[What you should do] The entries below should be given again exactly, minus their pictures.

[Data section]
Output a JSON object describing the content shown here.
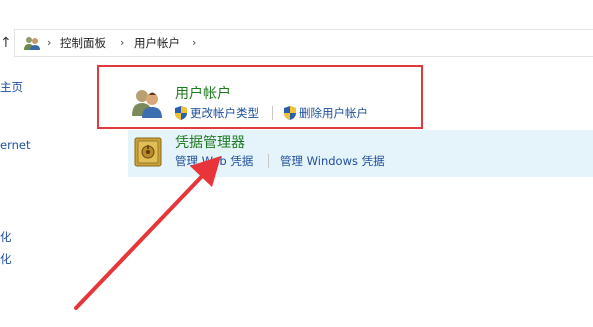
{
  "breadcrumb": {
    "items": [
      "控制面板",
      "用户帐户"
    ]
  },
  "sidebar": {
    "items": [
      "主页",
      "ernet",
      "化",
      "化"
    ]
  },
  "sections": [
    {
      "title": "用户帐户",
      "links": [
        "更改帐户类型",
        "删除用户帐户"
      ]
    },
    {
      "title": "凭据管理器",
      "links": [
        "管理 Web 凭据",
        "管理 Windows 凭据"
      ]
    }
  ],
  "colors": {
    "highlight_box": "#e0393e",
    "annotation_arrow": "#e8353a",
    "title_green": "#1e7a1e",
    "link_blue": "#1e4f9c",
    "selected_row": "#e5f3fb"
  }
}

[Completed exercise]
Output a JSON object describing the content shown here.
{
  "breadcrumb": {
    "items": [
      "控制面板",
      "用户帐户"
    ]
  },
  "sidebar": {
    "items": [
      "主页",
      "ernet",
      "化",
      "化"
    ]
  },
  "sections": [
    {
      "title": "用户帐户",
      "links": [
        "更改帐户类型",
        "删除用户帐户"
      ]
    },
    {
      "title": "凭据管理器",
      "links": [
        "管理 Web 凭据",
        "管理 Windows 凭据"
      ]
    }
  ],
  "colors": {
    "highlight_box": "#e0393e",
    "annotation_arrow": "#e8353a",
    "title_green": "#1e7a1e",
    "link_blue": "#1e4f9c",
    "selected_row": "#e5f3fb"
  }
}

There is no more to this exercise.